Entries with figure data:
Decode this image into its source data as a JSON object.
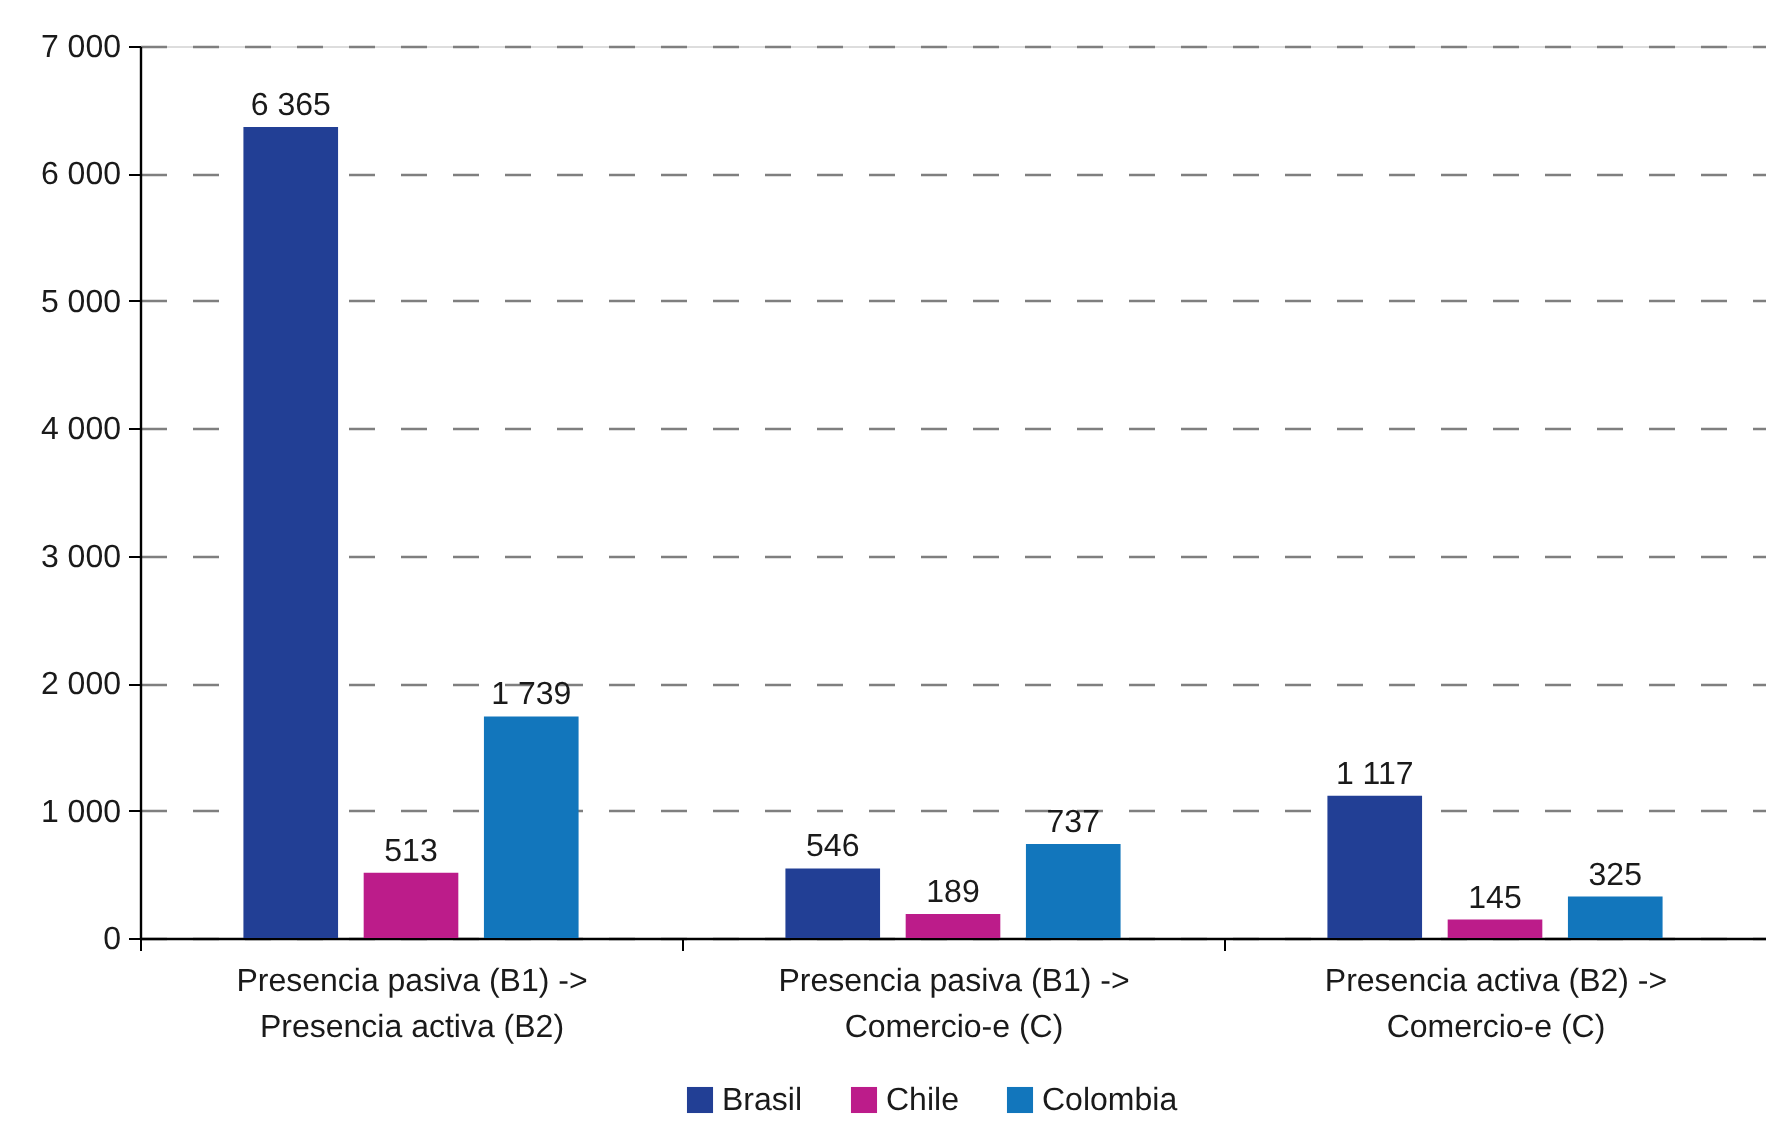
{
  "chart_data": {
    "type": "bar",
    "categories": [
      "Presencia pasiva (B1) ->\nPresencia activa (B2)",
      "Presencia pasiva (B1) ->\nComercio-e (C)",
      "Presencia activa (B2) ->\nComercio-e (C)"
    ],
    "series": [
      {
        "name": "Brasil",
        "color": "#223f95",
        "values": [
          6365,
          546,
          1117
        ],
        "value_labels": [
          "6 365",
          "546",
          "1 117"
        ]
      },
      {
        "name": "Chile",
        "color": "#bc1c8a",
        "values": [
          513,
          189,
          145
        ],
        "value_labels": [
          "513",
          "189",
          "145"
        ]
      },
      {
        "name": "Colombia",
        "color": "#1276bc",
        "values": [
          1739,
          737,
          325
        ],
        "value_labels": [
          "1 739",
          "737",
          "325"
        ]
      }
    ],
    "ylim": [
      0,
      7000
    ],
    "yticks": [
      0,
      {
        "value": 1000,
        "label": "1 000"
      },
      {
        "value": 2000,
        "label": "2 000"
      },
      {
        "value": 3000,
        "label": "3 000"
      },
      {
        "value": 4000,
        "label": "4 000"
      },
      {
        "value": 5000,
        "label": "5 000"
      },
      {
        "value": 6000,
        "label": "6 000"
      },
      {
        "value": 7000,
        "label": "7 000"
      }
    ],
    "grid": "y",
    "legend": "bottom"
  }
}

# Task statement:
Copy each line exactly, and leave the pictures out of your copy.

# Exercise answer:
Decode this image into its source data as a JSON object.
{
  "chart_data": {
    "type": "bar",
    "categories": [
      "Presencia pasiva (B1) ->\nPresencia activa (B2)",
      "Presencia pasiva (B1) ->\nComercio-e (C)",
      "Presencia activa (B2) ->\nComercio-e (C)"
    ],
    "series": [
      {
        "name": "Brasil",
        "color": "#223f95",
        "values": [
          6365,
          546,
          1117
        ],
        "value_labels": [
          "6 365",
          "546",
          "1 117"
        ]
      },
      {
        "name": "Chile",
        "color": "#bc1c8a",
        "values": [
          513,
          189,
          145
        ],
        "value_labels": [
          "513",
          "189",
          "145"
        ]
      },
      {
        "name": "Colombia",
        "color": "#1276bc",
        "values": [
          1739,
          737,
          325
        ],
        "value_labels": [
          "1 739",
          "737",
          "325"
        ]
      }
    ],
    "ylim": [
      0,
      7000
    ],
    "yticks": [
      0,
      {
        "value": 1000,
        "label": "1 000"
      },
      {
        "value": 2000,
        "label": "2 000"
      },
      {
        "value": 3000,
        "label": "3 000"
      },
      {
        "value": 4000,
        "label": "4 000"
      },
      {
        "value": 5000,
        "label": "5 000"
      },
      {
        "value": 6000,
        "label": "6 000"
      },
      {
        "value": 7000,
        "label": "7 000"
      }
    ],
    "grid": "y",
    "legend": "bottom"
  }
}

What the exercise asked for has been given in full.